[Records from a data source]
--- --- ---
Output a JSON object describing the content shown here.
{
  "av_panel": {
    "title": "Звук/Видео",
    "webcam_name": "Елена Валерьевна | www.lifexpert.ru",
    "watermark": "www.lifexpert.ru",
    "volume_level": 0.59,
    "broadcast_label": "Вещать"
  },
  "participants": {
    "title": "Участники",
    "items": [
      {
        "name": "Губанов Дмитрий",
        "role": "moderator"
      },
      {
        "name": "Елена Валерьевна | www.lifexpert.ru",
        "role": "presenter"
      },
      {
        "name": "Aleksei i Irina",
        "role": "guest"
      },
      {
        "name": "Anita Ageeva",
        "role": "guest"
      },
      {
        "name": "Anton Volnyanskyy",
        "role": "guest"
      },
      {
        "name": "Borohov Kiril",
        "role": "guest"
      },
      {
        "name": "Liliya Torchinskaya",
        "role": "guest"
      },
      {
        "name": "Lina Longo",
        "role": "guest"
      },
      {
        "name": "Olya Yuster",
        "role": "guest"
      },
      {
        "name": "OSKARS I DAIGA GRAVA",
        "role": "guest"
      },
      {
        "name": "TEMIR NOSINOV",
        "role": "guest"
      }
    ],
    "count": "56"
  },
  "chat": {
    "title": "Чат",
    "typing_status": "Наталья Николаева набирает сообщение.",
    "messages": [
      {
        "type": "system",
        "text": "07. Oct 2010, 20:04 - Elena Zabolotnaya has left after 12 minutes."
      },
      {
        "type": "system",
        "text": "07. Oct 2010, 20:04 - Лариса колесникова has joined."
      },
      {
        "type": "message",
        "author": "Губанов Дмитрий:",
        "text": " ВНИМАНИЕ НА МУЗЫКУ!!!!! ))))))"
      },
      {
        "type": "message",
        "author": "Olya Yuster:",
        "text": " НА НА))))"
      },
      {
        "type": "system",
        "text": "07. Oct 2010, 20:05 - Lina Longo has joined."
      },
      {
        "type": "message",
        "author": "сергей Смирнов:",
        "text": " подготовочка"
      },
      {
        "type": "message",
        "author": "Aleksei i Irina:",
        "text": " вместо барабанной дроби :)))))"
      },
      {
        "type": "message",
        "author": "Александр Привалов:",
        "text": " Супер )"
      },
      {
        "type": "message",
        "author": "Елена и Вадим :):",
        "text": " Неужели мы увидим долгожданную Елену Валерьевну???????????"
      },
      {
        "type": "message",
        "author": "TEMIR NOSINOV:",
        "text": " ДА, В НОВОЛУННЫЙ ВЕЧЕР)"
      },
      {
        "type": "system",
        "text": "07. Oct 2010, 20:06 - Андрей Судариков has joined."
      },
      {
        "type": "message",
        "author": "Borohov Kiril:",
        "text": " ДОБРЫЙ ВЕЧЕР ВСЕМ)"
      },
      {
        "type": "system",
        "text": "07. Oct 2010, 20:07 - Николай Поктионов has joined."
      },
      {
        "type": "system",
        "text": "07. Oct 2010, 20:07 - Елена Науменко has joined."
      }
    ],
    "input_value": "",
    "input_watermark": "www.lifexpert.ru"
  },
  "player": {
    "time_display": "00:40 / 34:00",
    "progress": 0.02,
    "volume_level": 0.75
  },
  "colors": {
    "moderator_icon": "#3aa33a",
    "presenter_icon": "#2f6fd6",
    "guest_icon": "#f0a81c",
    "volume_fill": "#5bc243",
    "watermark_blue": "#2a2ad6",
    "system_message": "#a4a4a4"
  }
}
--- --- ---
REQUIREMENT ::
Word for word, write out the data.

TASK OUTPUT ::
Output a JSON object describing the content shown here.
{
  "av_panel": {
    "title": "Звук/Видео",
    "webcam_name": "Елена Валерьевна | www.lifexpert.ru",
    "watermark": "www.lifexpert.ru",
    "volume_level": 0.59,
    "broadcast_label": "Вещать"
  },
  "participants": {
    "title": "Участники",
    "items": [
      {
        "name": "Губанов Дмитрий",
        "role": "moderator"
      },
      {
        "name": "Елена Валерьевна | www.lifexpert.ru",
        "role": "presenter"
      },
      {
        "name": "Aleksei i Irina",
        "role": "guest"
      },
      {
        "name": "Anita Ageeva",
        "role": "guest"
      },
      {
        "name": "Anton Volnyanskyy",
        "role": "guest"
      },
      {
        "name": "Borohov Kiril",
        "role": "guest"
      },
      {
        "name": "Liliya Torchinskaya",
        "role": "guest"
      },
      {
        "name": "Lina Longo",
        "role": "guest"
      },
      {
        "name": "Olya Yuster",
        "role": "guest"
      },
      {
        "name": "OSKARS I DAIGA GRAVA",
        "role": "guest"
      },
      {
        "name": "TEMIR NOSINOV",
        "role": "guest"
      }
    ],
    "count": "56"
  },
  "chat": {
    "title": "Чат",
    "typing_status": "Наталья Николаева набирает сообщение.",
    "messages": [
      {
        "type": "system",
        "text": "07. Oct 2010, 20:04 - Elena Zabolotnaya has left after 12 minutes."
      },
      {
        "type": "system",
        "text": "07. Oct 2010, 20:04 - Лариса колесникова has joined."
      },
      {
        "type": "message",
        "author": "Губанов Дмитрий:",
        "text": " ВНИМАНИЕ НА МУЗЫКУ!!!!! ))))))"
      },
      {
        "type": "message",
        "author": "Olya Yuster:",
        "text": " НА НА))))"
      },
      {
        "type": "system",
        "text": "07. Oct 2010, 20:05 - Lina Longo has joined."
      },
      {
        "type": "message",
        "author": "сергей Смирнов:",
        "text": " подготовочка"
      },
      {
        "type": "message",
        "author": "Aleksei i Irina:",
        "text": " вместо барабанной дроби :)))))"
      },
      {
        "type": "message",
        "author": "Александр Привалов:",
        "text": " Супер )"
      },
      {
        "type": "message",
        "author": "Елена и Вадим :):",
        "text": " Неужели мы увидим долгожданную Елену Валерьевну???????????"
      },
      {
        "type": "message",
        "author": "TEMIR NOSINOV:",
        "text": " ДА, В НОВОЛУННЫЙ ВЕЧЕР)"
      },
      {
        "type": "system",
        "text": "07. Oct 2010, 20:06 - Андрей Судариков has joined."
      },
      {
        "type": "message",
        "author": "Borohov Kiril:",
        "text": " ДОБРЫЙ ВЕЧЕР ВСЕМ)"
      },
      {
        "type": "system",
        "text": "07. Oct 2010, 20:07 - Николай Поктионов has joined."
      },
      {
        "type": "system",
        "text": "07. Oct 2010, 20:07 - Елена Науменко has joined."
      }
    ],
    "input_value": "",
    "input_watermark": "www.lifexpert.ru"
  },
  "player": {
    "time_display": "00:40 / 34:00",
    "progress": 0.02,
    "volume_level": 0.75
  },
  "colors": {
    "moderator_icon": "#3aa33a",
    "presenter_icon": "#2f6fd6",
    "guest_icon": "#f0a81c",
    "volume_fill": "#5bc243",
    "watermark_blue": "#2a2ad6",
    "system_message": "#a4a4a4"
  }
}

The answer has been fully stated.